AIM OF THE TASK: In the listing below, pick out lines with "title".

Start of RECORDS PROVIDED

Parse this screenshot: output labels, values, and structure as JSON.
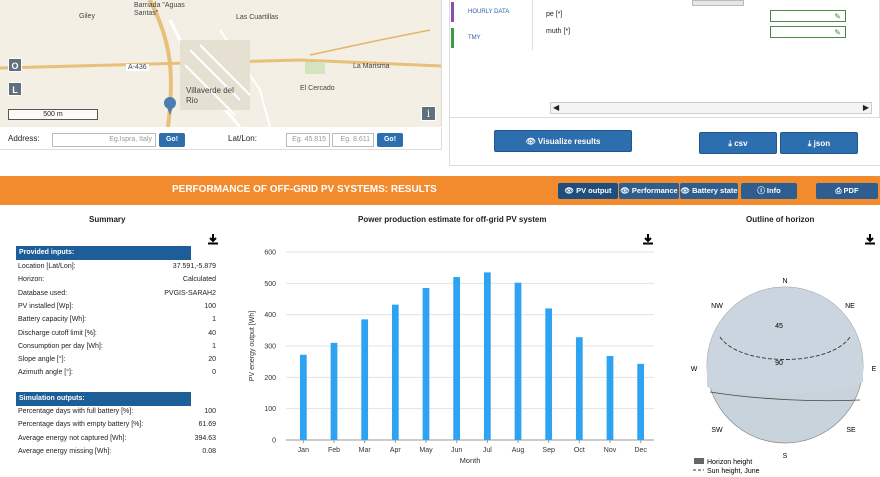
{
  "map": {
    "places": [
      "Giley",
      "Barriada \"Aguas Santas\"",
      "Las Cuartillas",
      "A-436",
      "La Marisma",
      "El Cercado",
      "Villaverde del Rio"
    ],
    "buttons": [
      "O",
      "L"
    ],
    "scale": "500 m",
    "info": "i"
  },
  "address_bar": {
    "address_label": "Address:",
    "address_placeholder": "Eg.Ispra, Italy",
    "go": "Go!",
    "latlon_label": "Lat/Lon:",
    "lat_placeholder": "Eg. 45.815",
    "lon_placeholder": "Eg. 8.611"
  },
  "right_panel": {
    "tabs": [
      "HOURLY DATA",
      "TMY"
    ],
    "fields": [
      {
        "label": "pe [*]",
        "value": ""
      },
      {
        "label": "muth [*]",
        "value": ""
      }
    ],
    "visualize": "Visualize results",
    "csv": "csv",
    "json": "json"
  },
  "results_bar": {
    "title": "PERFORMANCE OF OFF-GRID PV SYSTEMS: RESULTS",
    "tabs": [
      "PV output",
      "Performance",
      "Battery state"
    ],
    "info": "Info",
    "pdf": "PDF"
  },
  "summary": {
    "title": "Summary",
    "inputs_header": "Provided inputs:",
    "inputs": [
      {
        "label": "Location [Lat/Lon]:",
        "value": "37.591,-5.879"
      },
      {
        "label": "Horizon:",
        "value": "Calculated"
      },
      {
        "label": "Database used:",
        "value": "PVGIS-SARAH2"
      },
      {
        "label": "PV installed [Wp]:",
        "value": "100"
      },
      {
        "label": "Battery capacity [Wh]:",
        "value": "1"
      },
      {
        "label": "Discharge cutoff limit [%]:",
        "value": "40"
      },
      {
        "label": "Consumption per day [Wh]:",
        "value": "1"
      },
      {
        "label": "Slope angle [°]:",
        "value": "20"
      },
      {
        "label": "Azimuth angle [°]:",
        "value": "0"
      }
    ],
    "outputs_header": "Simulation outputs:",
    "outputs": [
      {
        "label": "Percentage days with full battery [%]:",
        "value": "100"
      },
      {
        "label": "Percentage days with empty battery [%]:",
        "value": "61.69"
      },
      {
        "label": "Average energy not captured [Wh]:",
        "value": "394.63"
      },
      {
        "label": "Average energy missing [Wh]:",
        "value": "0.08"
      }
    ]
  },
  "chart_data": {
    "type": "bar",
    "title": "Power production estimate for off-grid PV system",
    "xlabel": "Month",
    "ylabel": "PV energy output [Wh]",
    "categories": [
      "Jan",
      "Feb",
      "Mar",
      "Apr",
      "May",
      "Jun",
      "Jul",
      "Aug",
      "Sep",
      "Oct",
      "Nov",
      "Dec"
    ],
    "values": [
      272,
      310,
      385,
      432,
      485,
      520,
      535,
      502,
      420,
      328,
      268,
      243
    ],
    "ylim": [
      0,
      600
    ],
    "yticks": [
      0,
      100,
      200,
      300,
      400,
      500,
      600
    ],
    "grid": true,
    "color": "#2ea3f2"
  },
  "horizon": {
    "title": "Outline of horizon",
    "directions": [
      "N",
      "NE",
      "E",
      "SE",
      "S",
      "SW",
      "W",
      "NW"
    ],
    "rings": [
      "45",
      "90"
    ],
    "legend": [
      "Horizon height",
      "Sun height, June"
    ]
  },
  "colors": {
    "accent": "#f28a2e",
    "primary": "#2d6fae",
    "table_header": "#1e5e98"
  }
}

End of RECORDS PROVIDED
Start of RECORDS PROVIDED

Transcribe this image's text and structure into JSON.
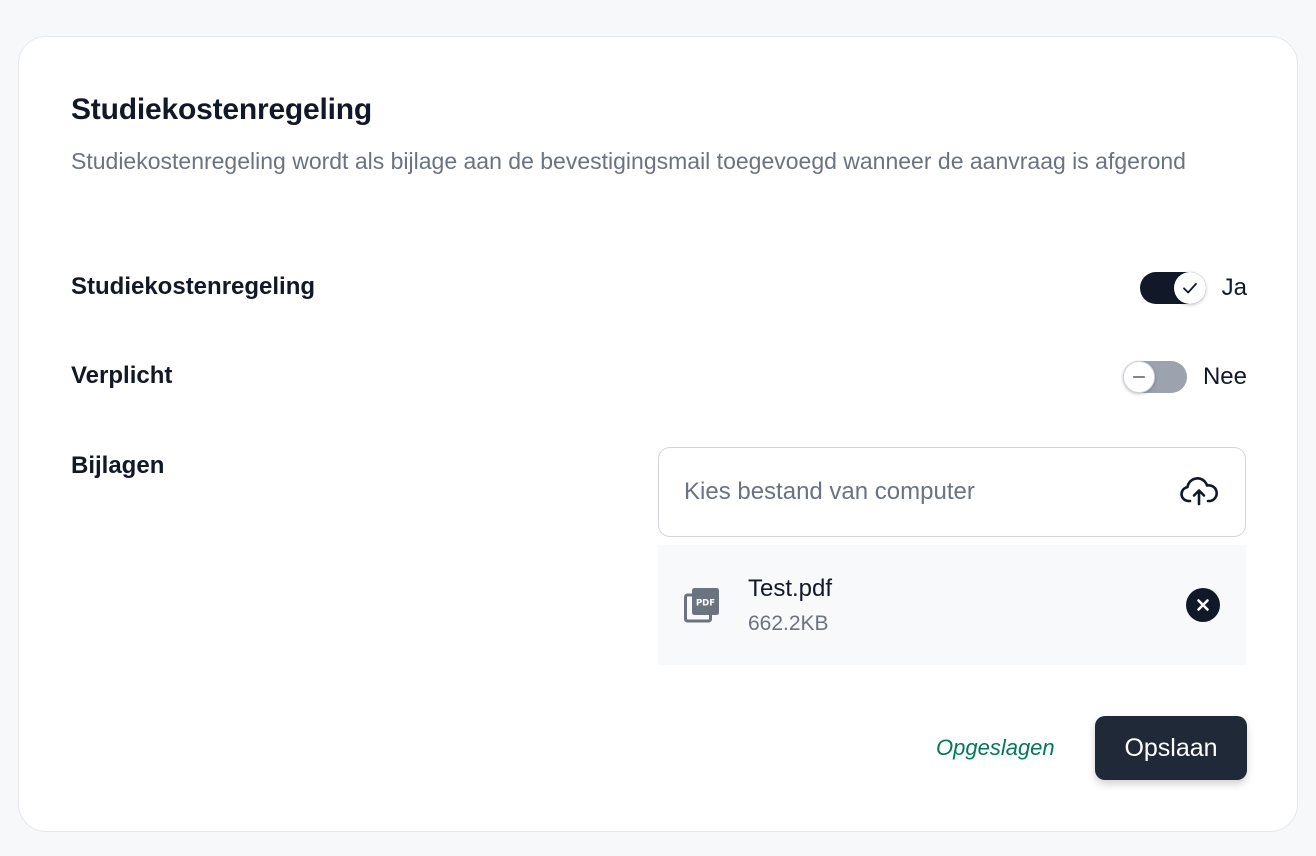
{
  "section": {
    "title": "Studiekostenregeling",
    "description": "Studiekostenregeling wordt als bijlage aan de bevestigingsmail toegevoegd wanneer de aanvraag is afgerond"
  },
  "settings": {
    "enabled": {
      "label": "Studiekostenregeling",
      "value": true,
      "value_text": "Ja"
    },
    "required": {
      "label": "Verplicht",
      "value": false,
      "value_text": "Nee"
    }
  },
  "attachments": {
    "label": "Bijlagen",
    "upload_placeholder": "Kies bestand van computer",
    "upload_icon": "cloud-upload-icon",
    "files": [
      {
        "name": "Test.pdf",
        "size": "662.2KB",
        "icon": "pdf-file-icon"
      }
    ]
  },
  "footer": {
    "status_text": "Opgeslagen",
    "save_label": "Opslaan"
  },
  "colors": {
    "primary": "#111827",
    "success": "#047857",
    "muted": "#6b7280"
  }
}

End of RECORDS PROVIDED

FINAL RESULT:
    "title": "PERFORMANCE OF OFF-GRID PV SYSTEMS: RESULTS",
    "title": "Summary",
    "title": "Power production estimate for off-grid PV system",
    "title": "Outline of horizon",
    "title": "Studiekostenregeling",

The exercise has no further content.